[start of Recorded information]

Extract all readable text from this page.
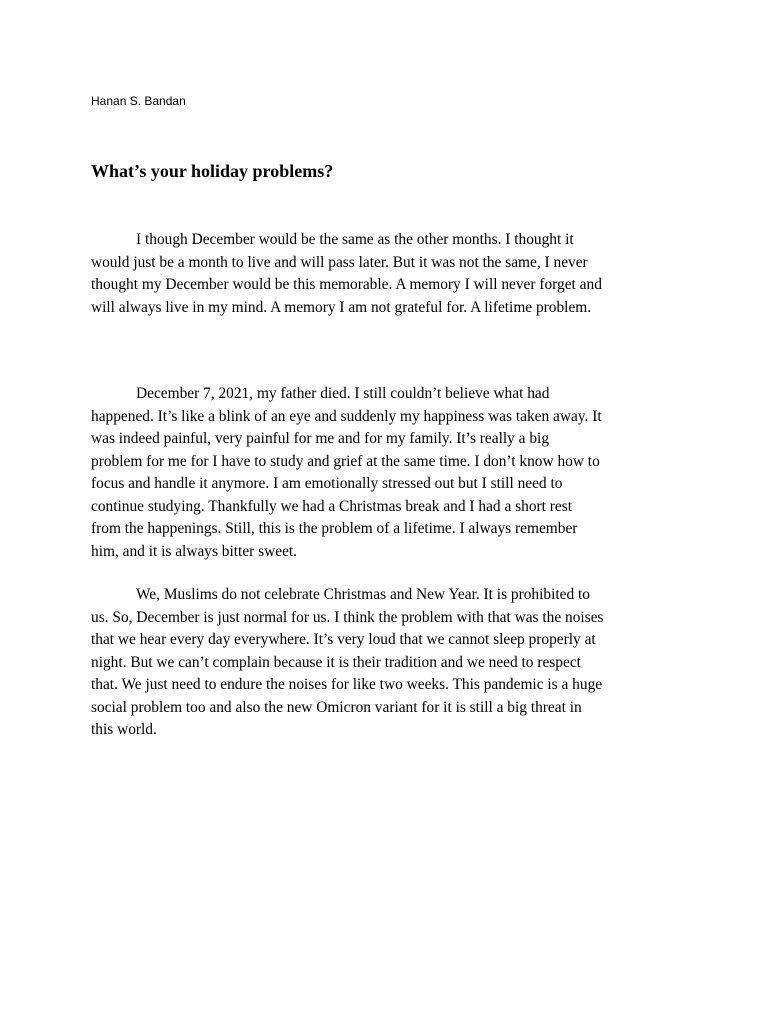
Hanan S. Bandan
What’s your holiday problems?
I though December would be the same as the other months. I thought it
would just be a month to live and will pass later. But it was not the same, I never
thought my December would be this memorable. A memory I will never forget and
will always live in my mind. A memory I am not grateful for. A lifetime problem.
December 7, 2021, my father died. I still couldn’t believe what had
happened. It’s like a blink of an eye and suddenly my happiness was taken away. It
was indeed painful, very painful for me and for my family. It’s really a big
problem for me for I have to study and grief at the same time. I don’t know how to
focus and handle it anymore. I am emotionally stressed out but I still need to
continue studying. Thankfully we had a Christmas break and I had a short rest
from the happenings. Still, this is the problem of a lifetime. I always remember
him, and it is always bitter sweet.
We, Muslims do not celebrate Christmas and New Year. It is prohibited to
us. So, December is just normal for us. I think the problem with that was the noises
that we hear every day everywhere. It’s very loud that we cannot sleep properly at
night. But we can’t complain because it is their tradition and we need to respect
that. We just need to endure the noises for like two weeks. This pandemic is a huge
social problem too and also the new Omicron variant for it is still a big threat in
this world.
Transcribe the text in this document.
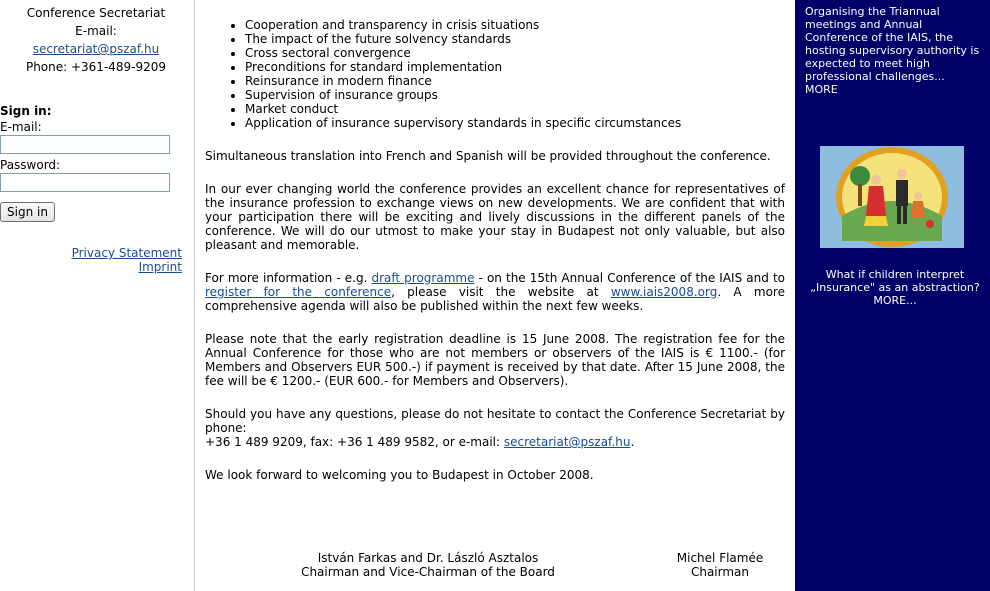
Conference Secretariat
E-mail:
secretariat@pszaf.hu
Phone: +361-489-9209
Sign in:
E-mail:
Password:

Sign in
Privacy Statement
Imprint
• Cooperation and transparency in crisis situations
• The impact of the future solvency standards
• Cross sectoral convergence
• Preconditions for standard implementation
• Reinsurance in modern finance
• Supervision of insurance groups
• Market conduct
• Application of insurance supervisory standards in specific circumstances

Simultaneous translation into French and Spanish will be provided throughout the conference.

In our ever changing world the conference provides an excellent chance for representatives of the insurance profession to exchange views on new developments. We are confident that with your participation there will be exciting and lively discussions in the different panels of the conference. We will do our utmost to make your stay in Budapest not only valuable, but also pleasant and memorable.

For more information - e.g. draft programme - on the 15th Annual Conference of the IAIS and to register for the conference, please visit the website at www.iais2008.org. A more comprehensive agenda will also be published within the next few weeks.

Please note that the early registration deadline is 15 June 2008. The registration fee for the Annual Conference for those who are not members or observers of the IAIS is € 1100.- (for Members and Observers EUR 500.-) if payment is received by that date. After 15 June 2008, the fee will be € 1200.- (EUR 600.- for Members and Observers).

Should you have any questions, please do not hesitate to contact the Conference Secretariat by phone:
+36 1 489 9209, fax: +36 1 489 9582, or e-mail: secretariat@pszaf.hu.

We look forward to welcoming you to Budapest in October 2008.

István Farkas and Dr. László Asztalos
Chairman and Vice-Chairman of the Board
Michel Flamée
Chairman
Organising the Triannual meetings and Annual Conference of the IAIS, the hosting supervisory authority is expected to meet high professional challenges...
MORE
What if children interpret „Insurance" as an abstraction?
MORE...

[end of Recorded information]
[start of Recorded information]

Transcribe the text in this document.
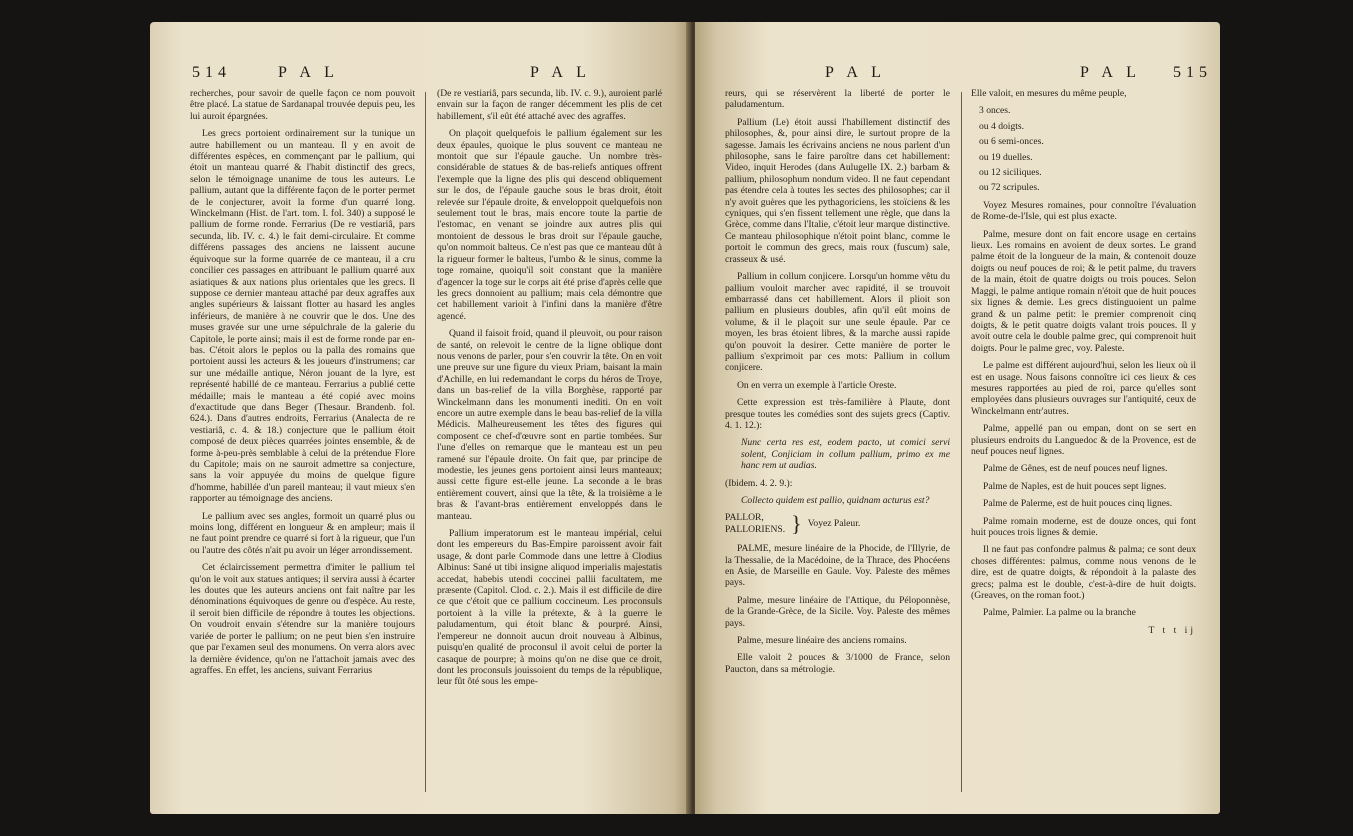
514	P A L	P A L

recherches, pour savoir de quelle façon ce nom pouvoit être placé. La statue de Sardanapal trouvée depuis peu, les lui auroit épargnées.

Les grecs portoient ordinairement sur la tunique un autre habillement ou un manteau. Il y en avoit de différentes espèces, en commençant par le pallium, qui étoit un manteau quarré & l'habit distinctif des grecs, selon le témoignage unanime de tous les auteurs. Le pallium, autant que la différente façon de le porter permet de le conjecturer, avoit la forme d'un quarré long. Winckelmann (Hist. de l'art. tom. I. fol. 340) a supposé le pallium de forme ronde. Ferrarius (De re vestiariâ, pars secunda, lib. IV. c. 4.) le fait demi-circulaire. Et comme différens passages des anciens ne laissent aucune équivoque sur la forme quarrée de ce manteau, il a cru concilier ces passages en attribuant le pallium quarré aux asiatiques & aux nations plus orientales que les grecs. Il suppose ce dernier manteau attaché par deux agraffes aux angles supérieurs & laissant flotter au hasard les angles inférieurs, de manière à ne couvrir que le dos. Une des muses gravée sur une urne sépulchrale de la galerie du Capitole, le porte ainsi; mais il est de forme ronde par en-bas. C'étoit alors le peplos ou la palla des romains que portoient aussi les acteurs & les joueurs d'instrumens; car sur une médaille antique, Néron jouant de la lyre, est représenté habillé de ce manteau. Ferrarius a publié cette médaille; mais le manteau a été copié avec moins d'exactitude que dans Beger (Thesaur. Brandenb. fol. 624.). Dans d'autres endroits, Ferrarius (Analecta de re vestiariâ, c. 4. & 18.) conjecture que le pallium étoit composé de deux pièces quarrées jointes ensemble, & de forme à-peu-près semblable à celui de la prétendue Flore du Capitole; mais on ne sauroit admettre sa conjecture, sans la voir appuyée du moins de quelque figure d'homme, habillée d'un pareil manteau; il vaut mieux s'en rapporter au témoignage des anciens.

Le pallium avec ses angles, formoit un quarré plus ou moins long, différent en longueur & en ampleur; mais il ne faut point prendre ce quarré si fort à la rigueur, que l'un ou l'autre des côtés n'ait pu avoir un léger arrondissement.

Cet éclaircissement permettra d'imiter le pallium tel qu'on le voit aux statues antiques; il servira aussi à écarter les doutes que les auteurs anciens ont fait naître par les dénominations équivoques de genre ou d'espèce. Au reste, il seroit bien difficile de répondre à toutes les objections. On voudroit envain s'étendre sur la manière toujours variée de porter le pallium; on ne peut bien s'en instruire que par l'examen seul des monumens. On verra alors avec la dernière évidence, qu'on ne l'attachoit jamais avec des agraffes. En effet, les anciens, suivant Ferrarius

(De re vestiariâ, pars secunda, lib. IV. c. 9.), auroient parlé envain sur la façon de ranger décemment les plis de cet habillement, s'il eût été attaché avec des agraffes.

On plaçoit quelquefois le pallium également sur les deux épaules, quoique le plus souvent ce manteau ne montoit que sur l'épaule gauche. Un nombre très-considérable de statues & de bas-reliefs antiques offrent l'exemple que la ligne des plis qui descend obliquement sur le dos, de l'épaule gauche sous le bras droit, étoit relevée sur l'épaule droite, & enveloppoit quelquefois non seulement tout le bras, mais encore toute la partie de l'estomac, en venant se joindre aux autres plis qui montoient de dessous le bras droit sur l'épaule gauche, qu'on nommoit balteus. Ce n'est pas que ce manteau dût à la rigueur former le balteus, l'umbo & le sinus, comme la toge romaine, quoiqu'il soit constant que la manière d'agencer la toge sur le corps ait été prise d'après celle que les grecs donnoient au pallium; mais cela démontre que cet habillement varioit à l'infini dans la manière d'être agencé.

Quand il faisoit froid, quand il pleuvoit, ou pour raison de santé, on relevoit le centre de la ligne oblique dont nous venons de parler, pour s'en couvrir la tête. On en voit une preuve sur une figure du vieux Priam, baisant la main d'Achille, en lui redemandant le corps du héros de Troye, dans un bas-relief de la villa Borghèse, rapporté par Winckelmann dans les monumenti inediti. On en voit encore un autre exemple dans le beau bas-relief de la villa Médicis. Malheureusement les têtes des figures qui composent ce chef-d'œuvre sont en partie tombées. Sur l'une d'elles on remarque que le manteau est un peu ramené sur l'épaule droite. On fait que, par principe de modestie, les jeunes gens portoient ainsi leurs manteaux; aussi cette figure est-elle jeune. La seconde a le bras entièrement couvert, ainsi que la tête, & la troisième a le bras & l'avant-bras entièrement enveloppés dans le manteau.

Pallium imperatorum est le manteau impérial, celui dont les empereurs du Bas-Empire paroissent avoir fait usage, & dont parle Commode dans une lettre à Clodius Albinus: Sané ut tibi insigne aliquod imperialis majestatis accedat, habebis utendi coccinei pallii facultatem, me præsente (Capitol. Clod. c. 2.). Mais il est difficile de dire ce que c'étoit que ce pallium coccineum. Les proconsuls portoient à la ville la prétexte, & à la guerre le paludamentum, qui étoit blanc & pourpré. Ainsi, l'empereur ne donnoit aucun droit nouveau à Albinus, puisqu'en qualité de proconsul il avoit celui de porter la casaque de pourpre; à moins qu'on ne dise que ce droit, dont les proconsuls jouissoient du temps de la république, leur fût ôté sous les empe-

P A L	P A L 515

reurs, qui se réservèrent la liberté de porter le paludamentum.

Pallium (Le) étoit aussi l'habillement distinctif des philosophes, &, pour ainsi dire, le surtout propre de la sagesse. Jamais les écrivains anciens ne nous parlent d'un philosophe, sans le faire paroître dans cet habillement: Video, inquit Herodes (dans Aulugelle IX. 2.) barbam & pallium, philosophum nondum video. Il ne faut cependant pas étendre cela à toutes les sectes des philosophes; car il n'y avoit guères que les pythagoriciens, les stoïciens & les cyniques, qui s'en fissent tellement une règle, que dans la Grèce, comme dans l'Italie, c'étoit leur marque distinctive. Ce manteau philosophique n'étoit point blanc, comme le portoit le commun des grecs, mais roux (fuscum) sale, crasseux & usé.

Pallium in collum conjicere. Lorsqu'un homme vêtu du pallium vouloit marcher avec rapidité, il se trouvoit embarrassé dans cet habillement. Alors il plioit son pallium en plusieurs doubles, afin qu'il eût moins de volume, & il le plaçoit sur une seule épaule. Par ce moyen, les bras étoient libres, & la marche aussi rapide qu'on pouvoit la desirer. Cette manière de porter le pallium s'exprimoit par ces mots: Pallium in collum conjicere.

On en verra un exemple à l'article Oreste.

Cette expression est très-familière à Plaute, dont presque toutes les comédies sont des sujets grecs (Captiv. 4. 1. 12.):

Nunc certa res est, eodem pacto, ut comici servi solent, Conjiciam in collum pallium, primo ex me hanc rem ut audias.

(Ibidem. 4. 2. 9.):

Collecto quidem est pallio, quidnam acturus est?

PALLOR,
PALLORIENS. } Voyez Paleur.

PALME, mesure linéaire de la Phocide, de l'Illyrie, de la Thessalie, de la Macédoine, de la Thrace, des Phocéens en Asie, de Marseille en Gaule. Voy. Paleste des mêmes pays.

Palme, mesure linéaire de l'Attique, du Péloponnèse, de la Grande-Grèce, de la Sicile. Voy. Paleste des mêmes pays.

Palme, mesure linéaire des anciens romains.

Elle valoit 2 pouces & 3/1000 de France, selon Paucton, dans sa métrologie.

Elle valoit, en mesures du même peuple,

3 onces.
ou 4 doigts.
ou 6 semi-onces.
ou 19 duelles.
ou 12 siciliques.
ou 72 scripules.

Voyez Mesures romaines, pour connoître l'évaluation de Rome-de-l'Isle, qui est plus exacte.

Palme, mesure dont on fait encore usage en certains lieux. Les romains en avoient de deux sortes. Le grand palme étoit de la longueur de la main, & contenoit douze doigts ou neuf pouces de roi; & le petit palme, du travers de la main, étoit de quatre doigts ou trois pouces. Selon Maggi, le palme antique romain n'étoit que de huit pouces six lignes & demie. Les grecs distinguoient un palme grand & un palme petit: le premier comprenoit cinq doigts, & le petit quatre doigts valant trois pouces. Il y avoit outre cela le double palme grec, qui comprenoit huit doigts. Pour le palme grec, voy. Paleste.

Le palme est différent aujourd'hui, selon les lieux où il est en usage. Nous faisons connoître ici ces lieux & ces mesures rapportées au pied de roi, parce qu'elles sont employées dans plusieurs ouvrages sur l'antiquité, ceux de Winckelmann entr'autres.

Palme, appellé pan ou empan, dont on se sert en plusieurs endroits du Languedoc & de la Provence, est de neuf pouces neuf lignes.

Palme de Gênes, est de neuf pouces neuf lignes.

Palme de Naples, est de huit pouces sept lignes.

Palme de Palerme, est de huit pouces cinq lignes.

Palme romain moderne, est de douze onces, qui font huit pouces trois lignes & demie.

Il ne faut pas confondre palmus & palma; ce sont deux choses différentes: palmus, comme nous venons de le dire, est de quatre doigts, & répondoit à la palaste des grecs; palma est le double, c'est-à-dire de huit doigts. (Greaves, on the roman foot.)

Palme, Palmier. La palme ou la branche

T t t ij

[end of Recorded information]

What is required. Pick out all lines from the data above in which the word "like" appears.

Solution to this exercise.
happened. It’s like a blink of an eye and suddenly my happiness was taken away. It
that. We just need to endure the noises for like two weeks. This pandemic is a huge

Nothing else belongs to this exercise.